Using the entries that follow, count the lines containing the word "maand" and give that number by itself.

Begin INPUT MATERIAL

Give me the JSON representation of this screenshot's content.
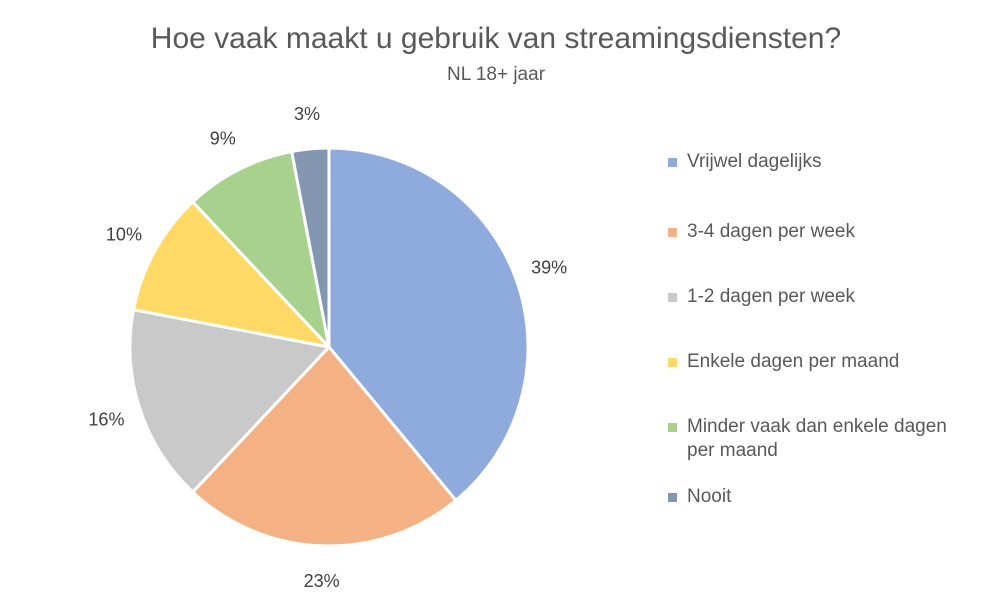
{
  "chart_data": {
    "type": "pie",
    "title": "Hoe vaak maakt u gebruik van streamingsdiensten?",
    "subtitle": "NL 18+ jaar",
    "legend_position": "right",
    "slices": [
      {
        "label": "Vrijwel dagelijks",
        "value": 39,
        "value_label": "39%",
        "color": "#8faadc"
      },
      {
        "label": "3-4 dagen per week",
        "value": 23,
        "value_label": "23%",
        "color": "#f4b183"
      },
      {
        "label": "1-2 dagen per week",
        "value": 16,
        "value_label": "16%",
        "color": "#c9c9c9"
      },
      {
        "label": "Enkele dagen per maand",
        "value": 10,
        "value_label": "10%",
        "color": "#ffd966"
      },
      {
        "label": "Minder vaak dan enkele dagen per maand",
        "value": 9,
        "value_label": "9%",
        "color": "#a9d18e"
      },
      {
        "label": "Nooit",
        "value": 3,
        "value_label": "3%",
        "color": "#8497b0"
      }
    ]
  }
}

End INPUT MATERIAL
Begin INPUT MATERIAL

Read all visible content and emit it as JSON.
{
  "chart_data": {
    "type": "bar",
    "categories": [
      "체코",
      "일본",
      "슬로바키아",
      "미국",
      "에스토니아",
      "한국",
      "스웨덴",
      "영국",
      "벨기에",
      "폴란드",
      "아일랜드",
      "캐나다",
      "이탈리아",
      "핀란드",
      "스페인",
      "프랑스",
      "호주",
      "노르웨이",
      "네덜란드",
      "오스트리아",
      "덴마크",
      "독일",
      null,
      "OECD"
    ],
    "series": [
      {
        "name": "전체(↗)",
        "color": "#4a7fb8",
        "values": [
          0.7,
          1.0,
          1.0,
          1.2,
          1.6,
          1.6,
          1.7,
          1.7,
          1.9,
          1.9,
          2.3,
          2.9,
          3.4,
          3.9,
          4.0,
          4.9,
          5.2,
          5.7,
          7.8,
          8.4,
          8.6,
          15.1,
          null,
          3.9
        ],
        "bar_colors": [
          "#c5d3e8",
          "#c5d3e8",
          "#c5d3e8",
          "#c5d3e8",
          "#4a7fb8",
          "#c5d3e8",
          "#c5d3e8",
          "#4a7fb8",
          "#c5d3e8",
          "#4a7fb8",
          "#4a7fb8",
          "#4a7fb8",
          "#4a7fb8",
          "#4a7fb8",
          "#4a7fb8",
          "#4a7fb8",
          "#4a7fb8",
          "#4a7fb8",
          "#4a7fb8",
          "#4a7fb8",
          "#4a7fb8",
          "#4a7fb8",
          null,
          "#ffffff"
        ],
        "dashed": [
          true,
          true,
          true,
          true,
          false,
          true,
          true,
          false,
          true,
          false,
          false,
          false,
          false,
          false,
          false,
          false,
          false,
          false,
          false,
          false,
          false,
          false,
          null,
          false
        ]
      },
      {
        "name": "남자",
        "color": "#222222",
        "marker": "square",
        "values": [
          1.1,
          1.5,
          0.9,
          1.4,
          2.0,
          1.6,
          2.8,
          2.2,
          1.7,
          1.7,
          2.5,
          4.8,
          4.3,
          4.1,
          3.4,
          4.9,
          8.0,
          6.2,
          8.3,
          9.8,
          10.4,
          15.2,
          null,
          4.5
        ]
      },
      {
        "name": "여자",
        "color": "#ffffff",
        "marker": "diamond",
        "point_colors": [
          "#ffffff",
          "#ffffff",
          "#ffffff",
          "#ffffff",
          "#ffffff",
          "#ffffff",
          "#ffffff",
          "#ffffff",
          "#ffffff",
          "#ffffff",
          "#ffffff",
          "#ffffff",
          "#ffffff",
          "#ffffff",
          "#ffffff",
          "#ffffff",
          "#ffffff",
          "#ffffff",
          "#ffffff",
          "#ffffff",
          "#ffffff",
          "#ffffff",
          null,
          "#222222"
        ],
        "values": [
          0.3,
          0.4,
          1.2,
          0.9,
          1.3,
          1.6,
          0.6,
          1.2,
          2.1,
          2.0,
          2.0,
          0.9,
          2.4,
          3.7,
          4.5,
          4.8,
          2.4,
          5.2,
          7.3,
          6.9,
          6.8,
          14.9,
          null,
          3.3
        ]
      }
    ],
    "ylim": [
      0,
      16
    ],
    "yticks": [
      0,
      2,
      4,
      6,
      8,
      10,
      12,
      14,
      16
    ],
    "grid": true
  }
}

End INPUT MATERIAL

→ **RESULT OF THIS TASK**: 2